Pull out every line below that holds the word "connectivity".

Exercise inputs>
--------------------------------
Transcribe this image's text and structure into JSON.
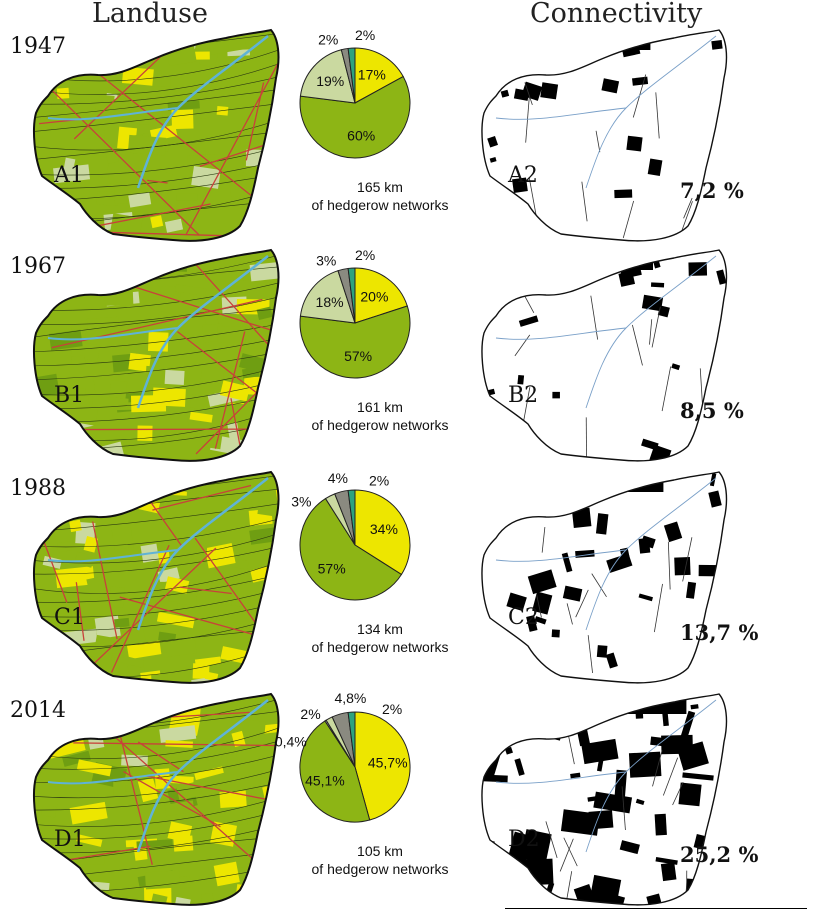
{
  "titles": {
    "landuse": "Landuse",
    "connectivity": "Connectivity"
  },
  "colors": {
    "yellow": "#ede600",
    "green": "#8db515",
    "lightgreen": "#cad9a0",
    "grey": "#8a8a80",
    "teal": "#2ea27e",
    "hedgerow_red": "#c8413a",
    "river": "#5fb3d6"
  },
  "rows": [
    {
      "year": "1947",
      "map_label": "A1",
      "conn_label": "A2",
      "km_value": "165 km",
      "km_caption": "of hedgerow networks",
      "connectivity": "7,2 %",
      "slices": [
        {
          "key": "yellow",
          "value": 17,
          "label": "17%"
        },
        {
          "key": "green",
          "value": 60,
          "label": "60%"
        },
        {
          "key": "lightgreen",
          "value": 19,
          "label": "19%"
        },
        {
          "key": "grey",
          "value": 2,
          "label": "2%"
        },
        {
          "key": "teal",
          "value": 2,
          "label": "2%"
        }
      ]
    },
    {
      "year": "1967",
      "map_label": "B1",
      "conn_label": "B2",
      "km_value": "161 km",
      "km_caption": "of hedgerow networks",
      "connectivity": "8,5 %",
      "slices": [
        {
          "key": "yellow",
          "value": 20,
          "label": "20%"
        },
        {
          "key": "green",
          "value": 57,
          "label": "57%"
        },
        {
          "key": "lightgreen",
          "value": 18,
          "label": "18%"
        },
        {
          "key": "grey",
          "value": 3,
          "label": "3%"
        },
        {
          "key": "teal",
          "value": 2,
          "label": "2%"
        }
      ]
    },
    {
      "year": "1988",
      "map_label": "C1",
      "conn_label": "C2",
      "km_value": "134 km",
      "km_caption": "of hedgerow networks",
      "connectivity": "13,7 %",
      "slices": [
        {
          "key": "yellow",
          "value": 34,
          "label": "34%"
        },
        {
          "key": "green",
          "value": 57,
          "label": "57%"
        },
        {
          "key": "lightgreen",
          "value": 3,
          "label": "3%"
        },
        {
          "key": "grey",
          "value": 4,
          "label": "4%"
        },
        {
          "key": "teal",
          "value": 2,
          "label": "2%"
        }
      ]
    },
    {
      "year": "2014",
      "map_label": "D1",
      "conn_label": "D2",
      "km_value": "105 km",
      "km_caption": "of hedgerow networks",
      "connectivity": "25,2 %",
      "slices": [
        {
          "key": "yellow",
          "value": 45.7,
          "label": "45,7%"
        },
        {
          "key": "green",
          "value": 45.1,
          "label": "45,1%"
        },
        {
          "key": "extra",
          "value": 0.4,
          "label": "0,4%"
        },
        {
          "key": "lightgreen",
          "value": 2,
          "label": "2%"
        },
        {
          "key": "grey",
          "value": 4.8,
          "label": "4,8%"
        },
        {
          "key": "teal",
          "value": 2,
          "label": "2%"
        }
      ]
    }
  ]
}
--------------------------------
Task answer>
    "connectivity": "Connectivity"
      "connectivity": "7,2 %",
      "connectivity": "8,5 %",
      "connectivity": "13,7 %",
      "connectivity": "25,2 %",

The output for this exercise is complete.